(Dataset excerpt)
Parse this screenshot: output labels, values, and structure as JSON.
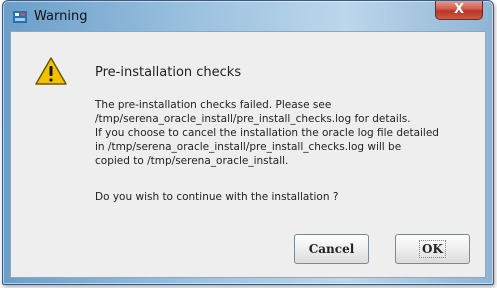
{
  "window": {
    "title": "Warning",
    "close_label": "X"
  },
  "dialog": {
    "heading": "Pre-installation checks",
    "message_lines": [
      "The pre-installation checks failed. Please see",
      "/tmp/serena_oracle_install/pre_install_checks.log for details.",
      "If you choose to cancel the installation the oracle log file detailed",
      "in /tmp/serena_oracle_install/pre_install_checks.log will be",
      "copied to /tmp/serena_oracle_install."
    ],
    "question": "Do you wish to continue with the installation ?",
    "icon": "warning-icon"
  },
  "buttons": {
    "cancel": "Cancel",
    "ok": "OK"
  },
  "colors": {
    "title_bar": "#9cc2e0",
    "close_button": "#c94a3a",
    "dialog_background": "#eeeeee",
    "warning_icon": "#f2c200"
  }
}
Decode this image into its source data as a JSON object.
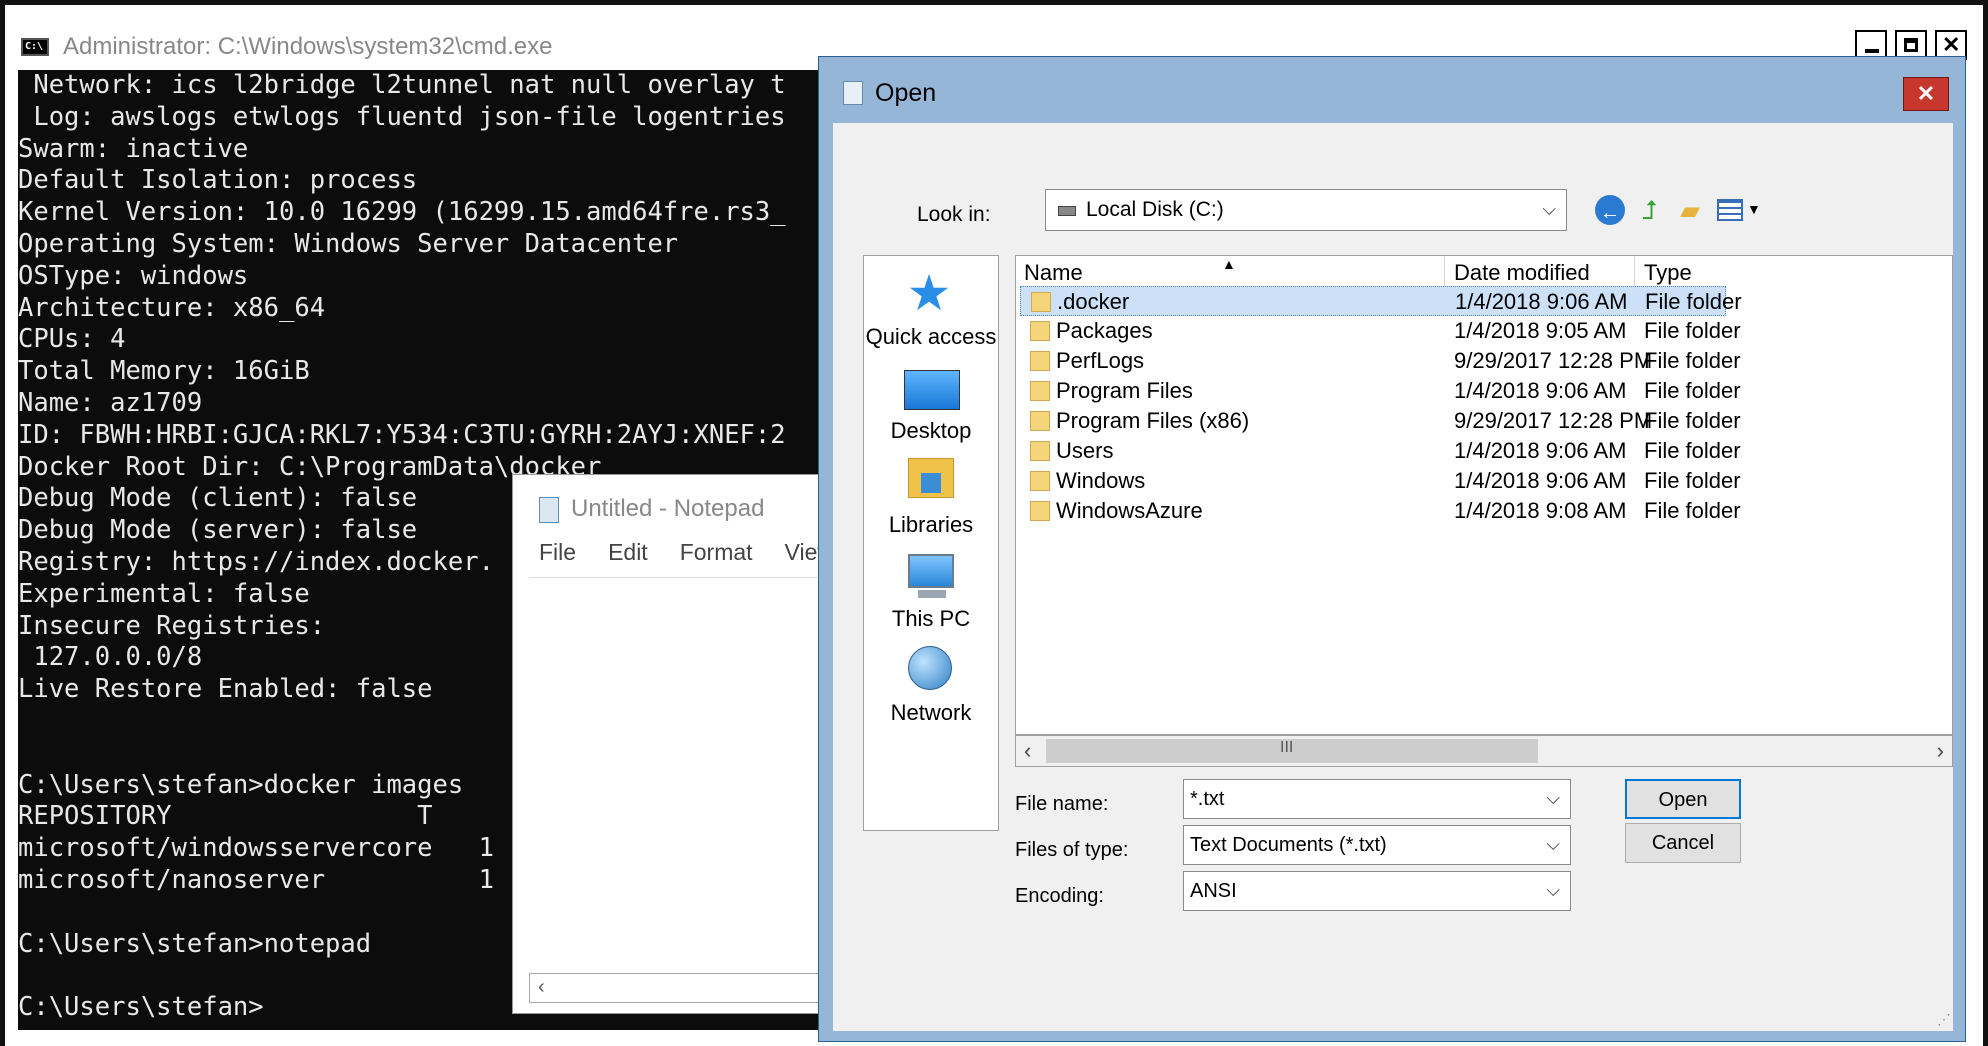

Set problem
Return the whole listing, word for word, and leave out every picture.

Exercise response
Parse this screenshot: output labels, values, and structure as JSON.
{
  "window": {
    "title": "Warning",
    "close_label": "X"
  },
  "dialog": {
    "heading": "Pre-installation checks",
    "message_lines": [
      "The pre-installation checks failed. Please see",
      "/tmp/serena_oracle_install/pre_install_checks.log for details.",
      "If you choose to cancel the installation the oracle log file detailed",
      "in /tmp/serena_oracle_install/pre_install_checks.log will be",
      "copied to /tmp/serena_oracle_install."
    ],
    "question": "Do you wish to continue with the installation ?",
    "icon": "warning-icon"
  },
  "buttons": {
    "cancel": "Cancel",
    "ok": "OK"
  },
  "colors": {
    "title_bar": "#9cc2e0",
    "close_button": "#c94a3a",
    "dialog_background": "#eeeeee",
    "warning_icon": "#f2c200"
  }
}
Decode this image into its source data as a JSON object.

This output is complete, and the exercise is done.